GIVEN REQUEST » Scan the following material for the string "трутовик" and copy each line in which it appears.

EXTRACTED INFORMATION »
□ □ □

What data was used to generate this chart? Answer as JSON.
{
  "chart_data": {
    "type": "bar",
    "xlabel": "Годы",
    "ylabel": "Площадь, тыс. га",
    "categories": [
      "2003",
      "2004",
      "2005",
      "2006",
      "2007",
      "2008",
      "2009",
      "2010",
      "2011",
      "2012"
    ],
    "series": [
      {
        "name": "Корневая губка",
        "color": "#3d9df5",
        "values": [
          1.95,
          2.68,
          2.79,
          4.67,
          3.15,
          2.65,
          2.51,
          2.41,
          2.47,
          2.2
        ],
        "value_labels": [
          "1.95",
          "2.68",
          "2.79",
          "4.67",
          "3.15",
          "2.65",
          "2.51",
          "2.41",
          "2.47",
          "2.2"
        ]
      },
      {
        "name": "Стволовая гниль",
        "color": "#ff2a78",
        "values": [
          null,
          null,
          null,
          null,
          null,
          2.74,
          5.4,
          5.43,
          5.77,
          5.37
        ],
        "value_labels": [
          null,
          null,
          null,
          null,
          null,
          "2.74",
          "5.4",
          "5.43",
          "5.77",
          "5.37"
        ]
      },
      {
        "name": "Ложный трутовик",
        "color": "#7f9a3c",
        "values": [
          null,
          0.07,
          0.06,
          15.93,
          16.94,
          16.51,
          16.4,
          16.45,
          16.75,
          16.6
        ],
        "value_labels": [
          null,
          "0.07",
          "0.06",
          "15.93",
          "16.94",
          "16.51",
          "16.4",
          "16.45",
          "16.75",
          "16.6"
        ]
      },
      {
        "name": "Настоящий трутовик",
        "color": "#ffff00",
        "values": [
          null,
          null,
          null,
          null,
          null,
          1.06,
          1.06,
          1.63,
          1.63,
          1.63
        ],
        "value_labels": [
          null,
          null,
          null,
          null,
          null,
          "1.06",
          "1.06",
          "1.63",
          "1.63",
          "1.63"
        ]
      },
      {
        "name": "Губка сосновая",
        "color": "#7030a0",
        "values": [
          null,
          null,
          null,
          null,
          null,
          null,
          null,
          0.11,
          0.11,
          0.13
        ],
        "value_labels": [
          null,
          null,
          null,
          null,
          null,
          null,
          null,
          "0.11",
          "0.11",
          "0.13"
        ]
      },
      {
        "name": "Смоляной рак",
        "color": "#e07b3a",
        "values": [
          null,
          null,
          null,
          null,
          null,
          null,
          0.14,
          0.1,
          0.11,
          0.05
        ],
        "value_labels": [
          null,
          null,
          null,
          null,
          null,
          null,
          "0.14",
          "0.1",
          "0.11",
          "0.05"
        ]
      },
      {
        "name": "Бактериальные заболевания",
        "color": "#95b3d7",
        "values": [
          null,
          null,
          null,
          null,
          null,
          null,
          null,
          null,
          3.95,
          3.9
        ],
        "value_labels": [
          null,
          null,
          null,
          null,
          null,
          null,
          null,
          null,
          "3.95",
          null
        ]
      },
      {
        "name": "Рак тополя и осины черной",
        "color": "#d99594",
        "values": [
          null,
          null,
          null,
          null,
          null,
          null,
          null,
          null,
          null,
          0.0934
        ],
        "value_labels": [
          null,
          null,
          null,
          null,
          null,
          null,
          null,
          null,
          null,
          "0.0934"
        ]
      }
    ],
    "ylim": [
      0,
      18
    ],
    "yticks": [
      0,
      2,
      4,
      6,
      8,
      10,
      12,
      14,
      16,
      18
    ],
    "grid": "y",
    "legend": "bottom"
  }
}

□ □ □

THE SOLUTION »
        "name": "Ложный трутовик",
        "name": "Настоящий трутовик",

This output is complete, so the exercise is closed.